• Challenge
Reproduce word for word the lines from the one containing "bottom-navigation: صفحه اصلی" up to and including the one containing "listing-consult-text: مشاوره حضوری".

--- START OF Records for this task ---

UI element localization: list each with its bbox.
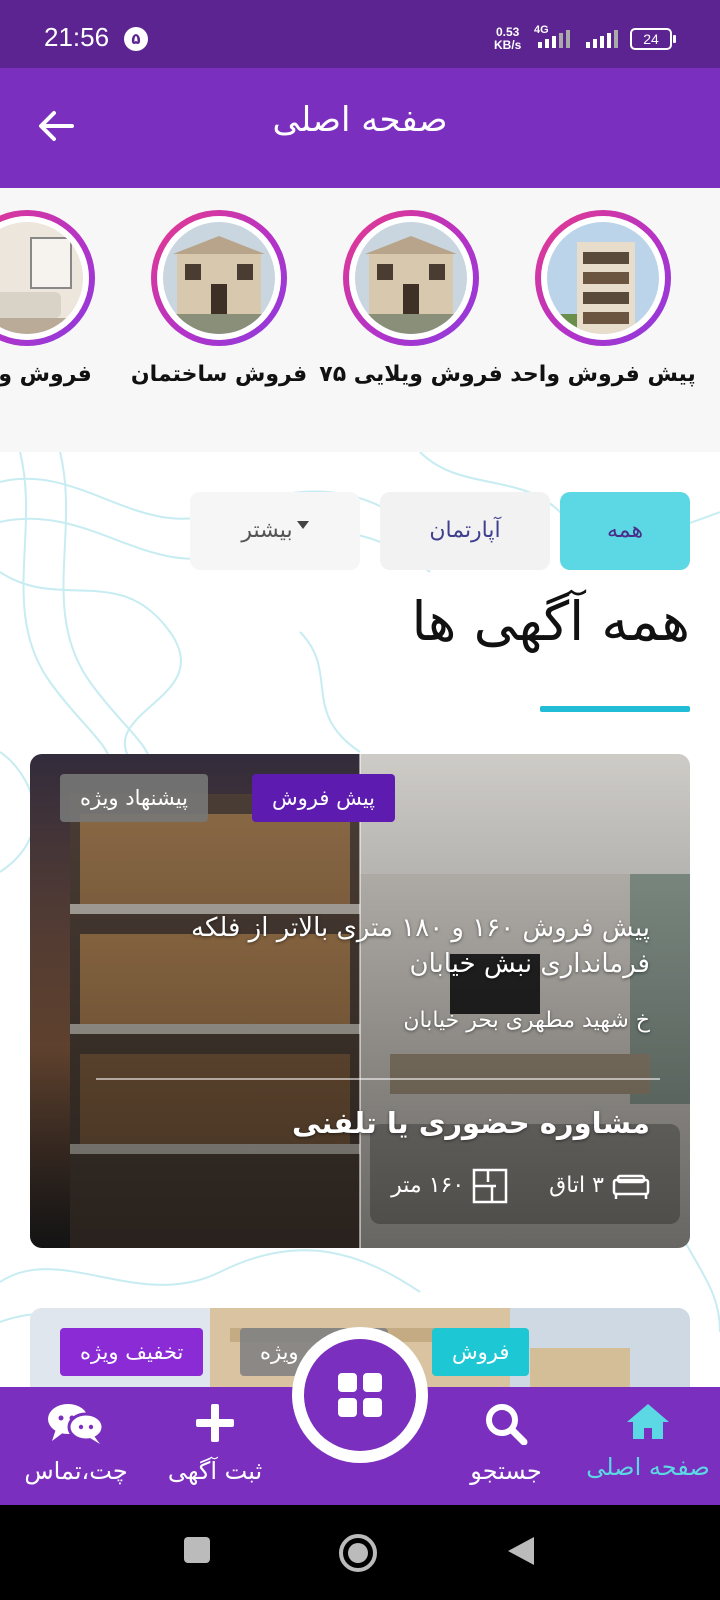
bottom-navigation: صفحه اصلی جستجو ثبت آگهی چت،تماس — [0, 1327, 720, 1505]
tab-apartment[interactable]: آپارتمان — [380, 492, 550, 570]
section-underline — [540, 706, 690, 712]
story-thumbnail — [0, 222, 83, 334]
story-thumbnail — [163, 222, 275, 334]
tab-more[interactable]: بیشتر — [190, 492, 360, 570]
story-label: فروش ساختمان — [130, 362, 308, 387]
floor-plan-icon — [472, 1168, 508, 1204]
listing-address: خ شهید مطهری بحر خیابان — [403, 1008, 650, 1033]
nav-home[interactable]: صفحه اصلی — [576, 1401, 720, 1481]
rooms-info: ۳ اتاق — [549, 1172, 650, 1200]
story-thumbnail — [355, 222, 467, 334]
rooms-value: ۳ اتاق — [549, 1173, 604, 1198]
listings-section: همه آپارتمان بیشتر همه آگهی ها پیش فروش … — [0, 452, 720, 1387]
network-speed: 0.53 KB/s — [494, 25, 522, 52]
notification-count-badge: ۵ — [124, 27, 148, 51]
area-info: ۱۶۰ متر — [391, 1168, 508, 1204]
story-label: پیش فروش واحد — [510, 362, 696, 387]
app-bar: صفحه اصلی — [0, 68, 720, 188]
story-thumbnail — [547, 222, 659, 334]
status-time: 21:56 — [44, 22, 110, 52]
tab-all[interactable]: همه — [560, 492, 690, 570]
story-item[interactable]: پیش فروش واحد — [508, 210, 698, 387]
story-label: فروش واحد — [0, 362, 92, 387]
card-divider — [96, 1078, 660, 1080]
nav-search-label: جستجو — [470, 1457, 542, 1485]
categories-fab-button[interactable] — [304, 1339, 416, 1451]
listing-consult-text: مشاوره حضوری یا تلفنی — [292, 1106, 650, 1140]
bed-icon — [612, 1174, 650, 1199]
area-value: ۱۶۰ متر — [391, 1173, 465, 1198]
listing-meta: ۳ اتاق ۱۶۰ متر — [357, 1168, 650, 1204]
search-icon — [486, 1404, 528, 1446]
recents-icon[interactable] — [182, 1535, 212, 1565]
grid-icon — [338, 1373, 382, 1417]
stories-strip: پیش فروش واحد فروش ویلایی ۷۵ فروش ساختما… — [0, 188, 720, 452]
battery-icon: 24 — [630, 28, 676, 50]
listing-title: پیش فروش ۱۶۰ و ۱۸۰ متری بالاتر از فلکه ف… — [191, 913, 650, 979]
nav-chat-contact[interactable]: چت،تماس — [6, 1401, 146, 1485]
home-icon — [627, 1404, 669, 1439]
badge-special-discount: تخفیف ویژه — [60, 1328, 204, 1376]
nav-search[interactable]: جستجو — [446, 1401, 566, 1485]
badge-sale: فروش — [432, 1328, 530, 1376]
nav-add-label: ثبت آگهی — [167, 1457, 263, 1485]
badge-special-offer: پیشنهاد ویژه — [60, 774, 208, 822]
back-triangle-icon[interactable] — [506, 1535, 536, 1567]
system-navigation-bar — [0, 1505, 720, 1600]
home-button-icon[interactable] — [338, 1533, 378, 1573]
status-bar: 21:56 ۵ 0.53 KB/s 4G 24 — [0, 0, 720, 68]
section-title: همه آگهی ها — [411, 590, 690, 653]
plus-icon — [196, 1404, 234, 1442]
nav-home-label: صفحه اصلی — [586, 1453, 710, 1481]
story-item[interactable]: فروش واحد — [0, 210, 122, 387]
story-label: فروش ویلایی ۷۵ — [319, 362, 503, 387]
tab-more-label: بیشتر — [241, 518, 293, 543]
chat-bubbles-icon — [48, 1404, 105, 1444]
signal-icon — [586, 30, 618, 48]
listing-card[interactable]: پیش فروش پیشنهاد ویژه پیش فروش ۱۶۰ و ۱۸۰… — [30, 754, 690, 1248]
nav-chat-label: چت،تماس — [24, 1457, 128, 1485]
badge-presale: پیش فروش — [252, 774, 396, 822]
caret-down-icon — [296, 521, 309, 529]
nav-add-listing[interactable]: ثبت آگهی — [150, 1401, 280, 1485]
signal-icon — [538, 30, 570, 48]
story-item[interactable]: فروش ویلایی ۷۵ — [316, 210, 506, 387]
page-title: صفحه اصلی — [272, 100, 448, 140]
story-item[interactable]: فروش ساختمان — [124, 210, 314, 387]
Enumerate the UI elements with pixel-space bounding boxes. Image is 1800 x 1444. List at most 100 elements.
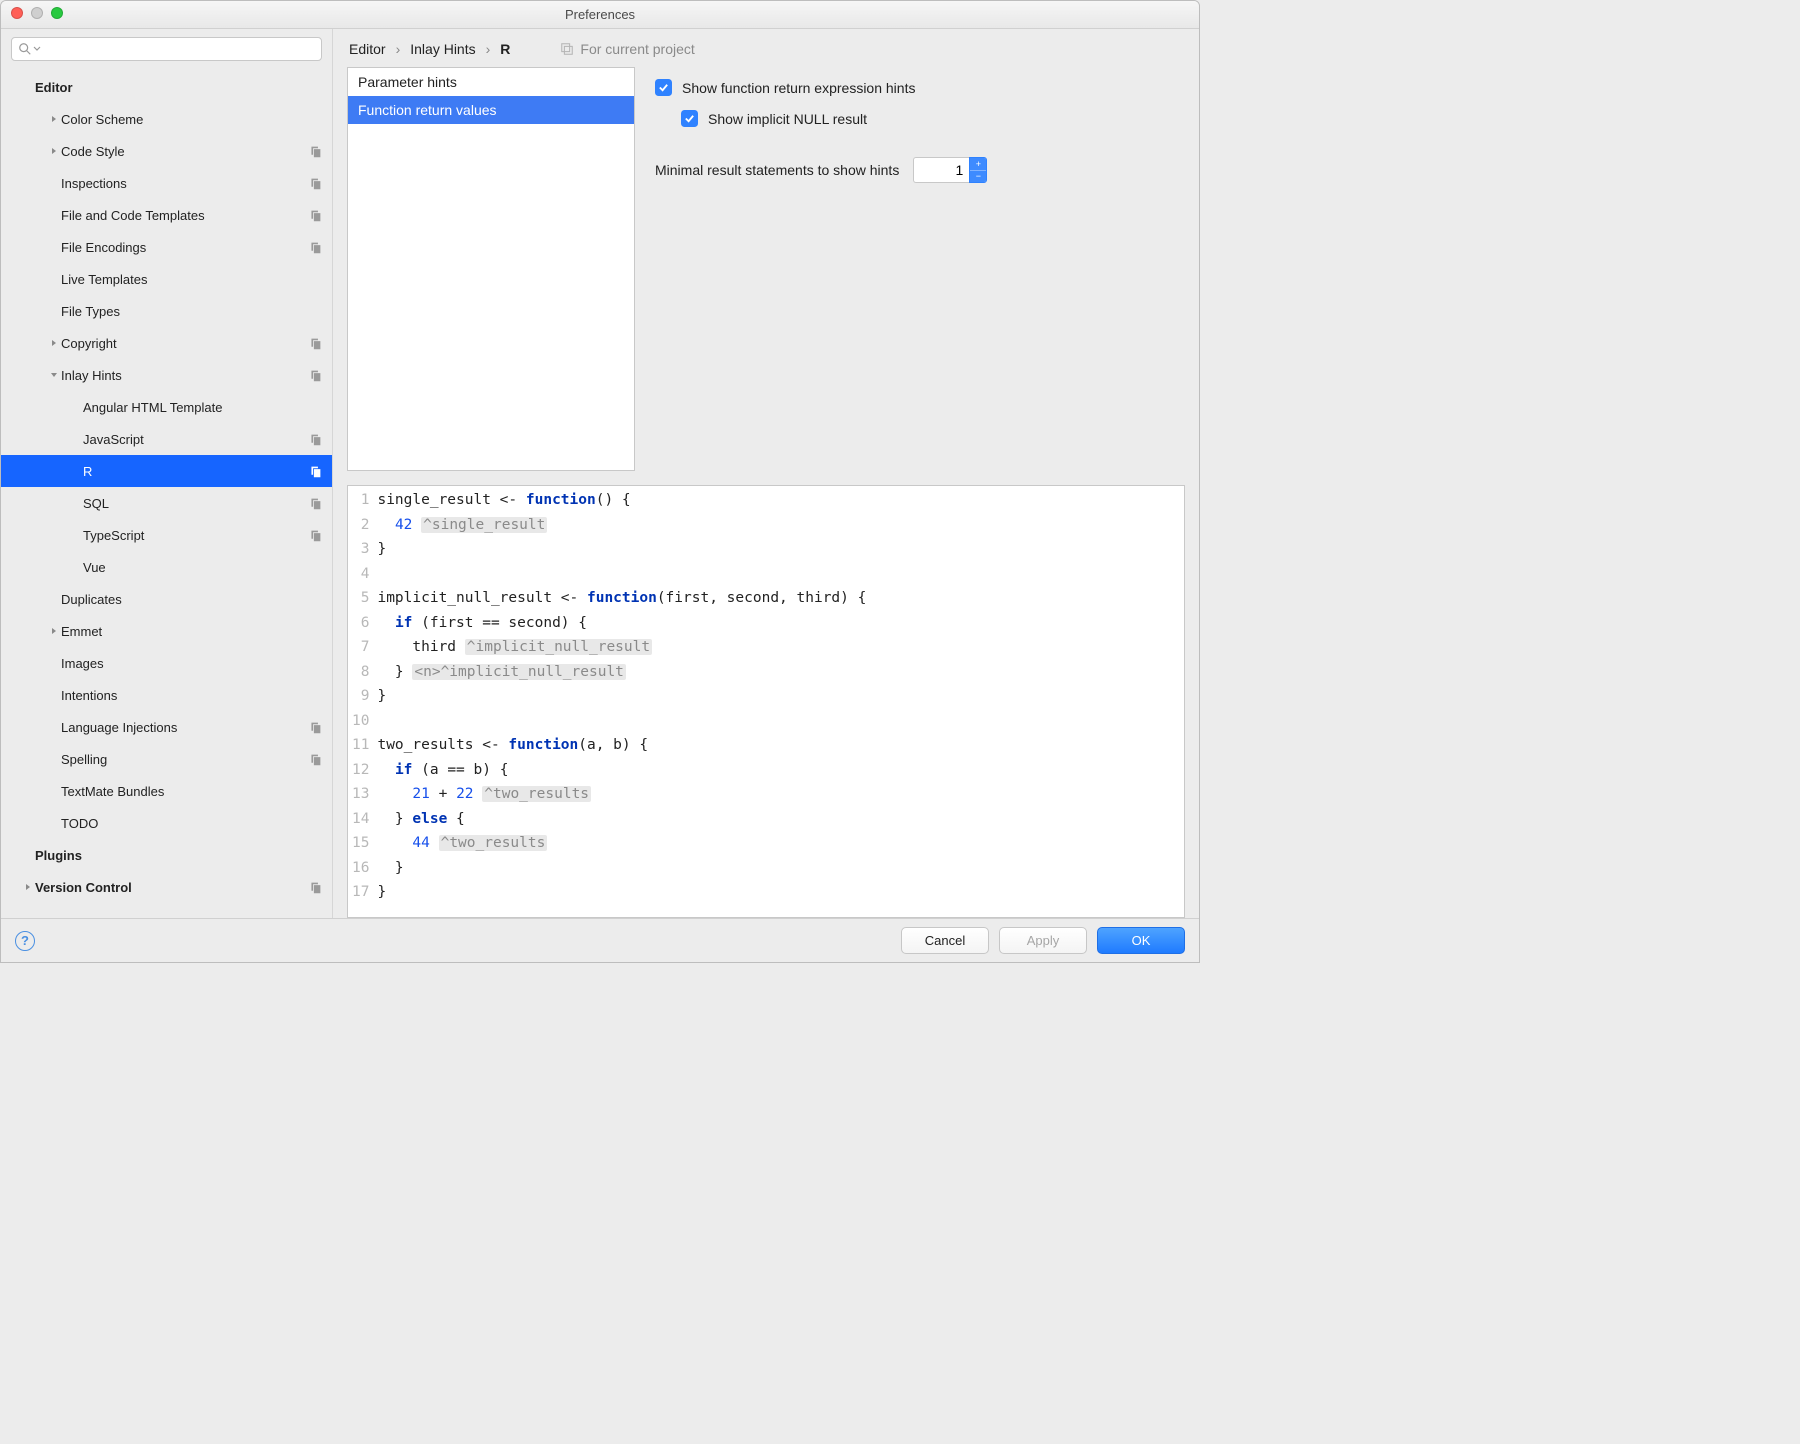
copyable-icon	[306, 465, 324, 478]
tree-item-label: Vue	[83, 560, 306, 575]
tree-item-label: Language Injections	[61, 720, 306, 735]
code-line: } else {	[377, 807, 866, 832]
tree-item-label: Copyright	[61, 336, 306, 351]
min-input[interactable]	[913, 157, 969, 183]
code-line: 42 ^single_result	[377, 513, 866, 538]
tree-item[interactable]: JavaScript	[1, 423, 332, 455]
checkbox-checked-icon[interactable]	[655, 79, 672, 96]
preferences-window: Preferences Editor Color Scheme Code Style…	[0, 0, 1200, 963]
tree-item[interactable]: Copyright	[1, 327, 332, 359]
code-line: two_results <- function(a, b) {	[377, 733, 866, 758]
tree-item-label: JavaScript	[83, 432, 306, 447]
tree-item[interactable]: TypeScript	[1, 519, 332, 551]
stepper-down-icon[interactable]: −	[970, 170, 986, 183]
copyable-icon	[306, 753, 324, 766]
scope-label: For current project	[560, 41, 694, 57]
tree-item-label: File Encodings	[61, 240, 306, 255]
code-line: if (first == second) {	[377, 611, 866, 636]
code-line: }	[377, 856, 866, 881]
tree-item[interactable]: Duplicates	[1, 583, 332, 615]
chevron-right-icon: ›	[396, 41, 401, 57]
chevron-down-icon	[33, 45, 41, 53]
code-line: } <n>^implicit_null_result	[377, 660, 866, 685]
checkbox-checked-icon[interactable]	[681, 110, 698, 127]
code-line: }	[377, 880, 866, 905]
tree-item[interactable]: SQL	[1, 487, 332, 519]
copyable-icon	[306, 145, 324, 158]
tree-item[interactable]: Inspections	[1, 167, 332, 199]
copyable-icon	[306, 369, 324, 382]
tree-item[interactable]: Plugins	[1, 839, 332, 871]
code-line	[377, 562, 866, 587]
chevron-right-icon	[47, 627, 61, 635]
tree-item[interactable]: R	[1, 455, 332, 487]
tree-item[interactable]: File Encodings	[1, 231, 332, 263]
breadcrumb-editor[interactable]: Editor	[349, 41, 386, 57]
chevron-right-icon	[47, 115, 61, 123]
tree-item[interactable]: Live Templates	[1, 263, 332, 295]
code-preview: 1234567891011121314151617 single_result …	[347, 485, 1185, 918]
min-label: Minimal result statements to show hints	[655, 162, 899, 178]
breadcrumb: Editor › Inlay Hints › R For current pro…	[347, 39, 1185, 67]
close-icon[interactable]	[11, 7, 23, 19]
tree-item[interactable]: Intentions	[1, 679, 332, 711]
search-input-wrap[interactable]	[11, 37, 322, 61]
project-scope-icon	[560, 42, 574, 56]
ok-button[interactable]: OK	[1097, 927, 1185, 954]
tree-item[interactable]: File and Code Templates	[1, 199, 332, 231]
search-input[interactable]	[45, 41, 315, 58]
tree-item[interactable]: File Types	[1, 295, 332, 327]
tree-item[interactable]: Color Scheme	[1, 103, 332, 135]
option-show-return-hints[interactable]: Show function return expression hints	[655, 79, 1185, 96]
tree-item[interactable]: Code Style	[1, 135, 332, 167]
tree-item-label: Angular HTML Template	[83, 400, 306, 415]
option-label: Show function return expression hints	[682, 80, 915, 96]
tree-item-label: Inspections	[61, 176, 306, 191]
tree-item[interactable]: Emmet	[1, 615, 332, 647]
stepper-up-icon[interactable]: +	[970, 158, 986, 170]
apply-button[interactable]: Apply	[999, 927, 1087, 954]
tree-item-label: TODO	[61, 816, 306, 831]
tree-item[interactable]: Version Control	[1, 871, 332, 903]
tree-item[interactable]: TODO	[1, 807, 332, 839]
copyable-icon	[306, 497, 324, 510]
dialog-footer: ? Cancel Apply OK	[1, 918, 1199, 962]
min-stepper[interactable]: + −	[913, 157, 987, 183]
tree-item-label: Color Scheme	[61, 112, 306, 127]
tree-item-label: File Types	[61, 304, 306, 319]
copyable-icon	[306, 881, 324, 894]
tree-item[interactable]: Images	[1, 647, 332, 679]
chevron-right-icon	[47, 147, 61, 155]
help-icon[interactable]: ?	[15, 931, 35, 951]
copyable-icon	[306, 721, 324, 734]
tree-item-label: TextMate Bundles	[61, 784, 306, 799]
tree-item[interactable]: Spelling	[1, 743, 332, 775]
code-line: if (a == b) {	[377, 758, 866, 783]
tree-item[interactable]: TextMate Bundles	[1, 775, 332, 807]
maximize-icon[interactable]	[51, 7, 63, 19]
code-line: }	[377, 684, 866, 709]
hint-category-item[interactable]: Parameter hints	[348, 68, 634, 96]
tree-item[interactable]: Inlay Hints	[1, 359, 332, 391]
cancel-button[interactable]: Cancel	[901, 927, 989, 954]
tree-item[interactable]: Editor	[1, 71, 332, 103]
settings-main: Editor › Inlay Hints › R For current pro…	[333, 29, 1199, 918]
option-min-statements: Minimal result statements to show hints …	[655, 157, 1185, 183]
hint-category-item[interactable]: Function return values	[348, 96, 634, 124]
code-line	[377, 709, 866, 734]
breadcrumb-inlay-hints[interactable]: Inlay Hints	[410, 41, 475, 57]
code-line: }	[377, 537, 866, 562]
minimize-icon[interactable]	[31, 7, 43, 19]
code-line: 21 + 22 ^two_results	[377, 782, 866, 807]
option-show-implicit-null[interactable]: Show implicit NULL result	[681, 110, 1185, 127]
code-line: 44 ^two_results	[377, 831, 866, 856]
chevron-right-icon	[21, 883, 35, 891]
tree-item[interactable]: Angular HTML Template	[1, 391, 332, 423]
hint-category-list[interactable]: Parameter hintsFunction return values	[347, 67, 635, 471]
tree-item-label: Version Control	[35, 880, 306, 895]
tree-item[interactable]: Language Injections	[1, 711, 332, 743]
tree-item-label: Code Style	[61, 144, 306, 159]
settings-tree[interactable]: Editor Color Scheme Code Style Inspections F…	[1, 67, 332, 918]
window-title: Preferences	[565, 7, 635, 22]
tree-item[interactable]: Vue	[1, 551, 332, 583]
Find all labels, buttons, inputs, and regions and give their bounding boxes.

--- END OF Records for this task ---

• Written reply
bottom-navigation: صفحه اصلی جستجو ثبت آگهی چت،تماس — [0, 1327, 720, 1505]
tab-apartment[interactable]: آپارتمان — [380, 492, 550, 570]
section-underline — [540, 706, 690, 712]
story-thumbnail — [0, 222, 83, 334]
story-thumbnail — [163, 222, 275, 334]
tab-more[interactable]: بیشتر — [190, 492, 360, 570]
story-label: فروش ساختمان — [130, 362, 308, 387]
floor-plan-icon — [472, 1168, 508, 1204]
listing-address: خ شهید مطهری بحر خیابان — [403, 1008, 650, 1033]
nav-home[interactable]: صفحه اصلی — [576, 1401, 720, 1481]
rooms-info: ۳ اتاق — [549, 1172, 650, 1200]
story-thumbnail — [355, 222, 467, 334]
rooms-value: ۳ اتاق — [549, 1173, 604, 1198]
listings-section: همه آپارتمان بیشتر همه آگهی ها پیش فروش … — [0, 452, 720, 1387]
network-speed: 0.53 KB/s — [494, 25, 522, 52]
notification-count-badge: ۵ — [124, 27, 148, 51]
area-info: ۱۶۰ متر — [391, 1168, 508, 1204]
story-label: پیش فروش واحد — [510, 362, 696, 387]
app-bar: صفحه اصلی — [0, 68, 720, 188]
story-thumbnail — [547, 222, 659, 334]
status-time: 21:56 — [44, 22, 110, 52]
tab-all[interactable]: همه — [560, 492, 690, 570]
story-item[interactable]: پیش فروش واحد — [508, 210, 698, 387]
story-label: فروش واحد — [0, 362, 92, 387]
card-divider — [96, 1078, 660, 1080]
nav-search-label: جستجو — [470, 1457, 542, 1485]
categories-fab-button[interactable] — [304, 1339, 416, 1451]
listing-consult-text: مشاوره حضوری یا تلفنی — [292, 1106, 650, 1140]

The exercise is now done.